DIRECTIONS
Extract every line below, verbatim.

INFORMATION PROVIDED
..........

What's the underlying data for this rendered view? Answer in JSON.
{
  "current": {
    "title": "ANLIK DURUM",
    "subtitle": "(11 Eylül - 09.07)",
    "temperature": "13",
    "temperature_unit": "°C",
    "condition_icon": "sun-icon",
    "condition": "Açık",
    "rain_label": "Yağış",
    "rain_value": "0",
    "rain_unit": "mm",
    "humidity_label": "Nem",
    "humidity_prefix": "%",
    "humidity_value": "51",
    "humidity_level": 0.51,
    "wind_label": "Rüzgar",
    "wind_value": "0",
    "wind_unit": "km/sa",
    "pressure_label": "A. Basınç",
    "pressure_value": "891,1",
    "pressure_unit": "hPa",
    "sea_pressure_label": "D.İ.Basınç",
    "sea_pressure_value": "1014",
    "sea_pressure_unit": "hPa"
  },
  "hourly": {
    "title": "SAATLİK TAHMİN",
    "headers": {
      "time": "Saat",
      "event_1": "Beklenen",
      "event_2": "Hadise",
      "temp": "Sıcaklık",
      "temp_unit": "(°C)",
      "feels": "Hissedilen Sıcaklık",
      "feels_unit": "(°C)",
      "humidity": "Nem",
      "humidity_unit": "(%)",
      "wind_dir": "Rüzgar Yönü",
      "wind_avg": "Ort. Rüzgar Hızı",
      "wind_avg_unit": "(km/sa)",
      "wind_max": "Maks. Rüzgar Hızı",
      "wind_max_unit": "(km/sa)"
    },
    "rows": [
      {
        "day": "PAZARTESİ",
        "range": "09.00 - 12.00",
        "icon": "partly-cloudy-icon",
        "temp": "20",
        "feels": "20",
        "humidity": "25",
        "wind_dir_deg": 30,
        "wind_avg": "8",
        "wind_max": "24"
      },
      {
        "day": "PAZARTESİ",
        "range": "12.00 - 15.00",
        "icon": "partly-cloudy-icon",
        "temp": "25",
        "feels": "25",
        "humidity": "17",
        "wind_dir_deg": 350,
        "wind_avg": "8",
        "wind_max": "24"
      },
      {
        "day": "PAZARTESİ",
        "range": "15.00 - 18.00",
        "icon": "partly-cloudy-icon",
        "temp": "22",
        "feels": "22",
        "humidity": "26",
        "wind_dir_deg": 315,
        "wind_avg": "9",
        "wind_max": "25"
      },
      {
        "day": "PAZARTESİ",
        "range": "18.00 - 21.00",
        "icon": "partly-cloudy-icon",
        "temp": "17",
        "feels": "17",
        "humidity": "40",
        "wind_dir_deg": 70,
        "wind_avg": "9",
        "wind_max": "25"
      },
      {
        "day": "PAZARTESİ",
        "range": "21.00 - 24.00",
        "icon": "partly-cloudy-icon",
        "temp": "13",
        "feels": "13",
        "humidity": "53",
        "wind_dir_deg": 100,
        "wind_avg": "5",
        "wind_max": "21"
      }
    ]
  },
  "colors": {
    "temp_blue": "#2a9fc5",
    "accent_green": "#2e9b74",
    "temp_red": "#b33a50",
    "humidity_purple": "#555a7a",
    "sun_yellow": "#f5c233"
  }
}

..........

OUTPUT OF THE EXERCISE
What's the underlying data for this rendered view? Answer in JSON.
{
  "current": {
    "title": "ANLIK DURUM",
    "subtitle": "(11 Eylül - 09.07)",
    "temperature": "13",
    "temperature_unit": "°C",
    "condition_icon": "sun-icon",
    "condition": "Açık",
    "rain_label": "Yağış",
    "rain_value": "0",
    "rain_unit": "mm",
    "humidity_label": "Nem",
    "humidity_prefix": "%",
    "humidity_value": "51",
    "humidity_level": 0.51,
    "wind_label": "Rüzgar",
    "wind_value": "0",
    "wind_unit": "km/sa",
    "pressure_label": "A. Basınç",
    "pressure_value": "891,1",
    "pressure_unit": "hPa",
    "sea_pressure_label": "D.İ.Basınç",
    "sea_pressure_value": "1014",
    "sea_pressure_unit": "hPa"
  },
  "hourly": {
    "title": "SAATLİK TAHMİN",
    "headers": {
      "time": "Saat",
      "event_1": "Beklenen",
      "event_2": "Hadise",
      "temp": "Sıcaklık",
      "temp_unit": "(°C)",
      "feels": "Hissedilen Sıcaklık",
      "feels_unit": "(°C)",
      "humidity": "Nem",
      "humidity_unit": "(%)",
      "wind_dir": "Rüzgar Yönü",
      "wind_avg": "Ort. Rüzgar Hızı",
      "wind_avg_unit": "(km/sa)",
      "wind_max": "Maks. Rüzgar Hızı",
      "wind_max_unit": "(km/sa)"
    },
    "rows": [
      {
        "day": "PAZARTESİ",
        "range": "09.00 - 12.00",
        "icon": "partly-cloudy-icon",
        "temp": "20",
        "feels": "20",
        "humidity": "25",
        "wind_dir_deg": 30,
        "wind_avg": "8",
        "wind_max": "24"
      },
      {
        "day": "PAZARTESİ",
        "range": "12.00 - 15.00",
        "icon": "partly-cloudy-icon",
        "temp": "25",
        "feels": "25",
        "humidity": "17",
        "wind_dir_deg": 350,
        "wind_avg": "8",
        "wind_max": "24"
      },
      {
        "day": "PAZARTESİ",
        "range": "15.00 - 18.00",
        "icon": "partly-cloudy-icon",
        "temp": "22",
        "feels": "22",
        "humidity": "26",
        "wind_dir_deg": 315,
        "wind_avg": "9",
        "wind_max": "25"
      },
      {
        "day": "PAZARTESİ",
        "range": "18.00 - 21.00",
        "icon": "partly-cloudy-icon",
        "temp": "17",
        "feels": "17",
        "humidity": "40",
        "wind_dir_deg": 70,
        "wind_avg": "9",
        "wind_max": "25"
      },
      {
        "day": "PAZARTESİ",
        "range": "21.00 - 24.00",
        "icon": "partly-cloudy-icon",
        "temp": "13",
        "feels": "13",
        "humidity": "53",
        "wind_dir_deg": 100,
        "wind_avg": "5",
        "wind_max": "21"
      }
    ]
  },
  "colors": {
    "temp_blue": "#2a9fc5",
    "accent_green": "#2e9b74",
    "temp_red": "#b33a50",
    "humidity_purple": "#555a7a",
    "sun_yellow": "#f5c233"
  }
}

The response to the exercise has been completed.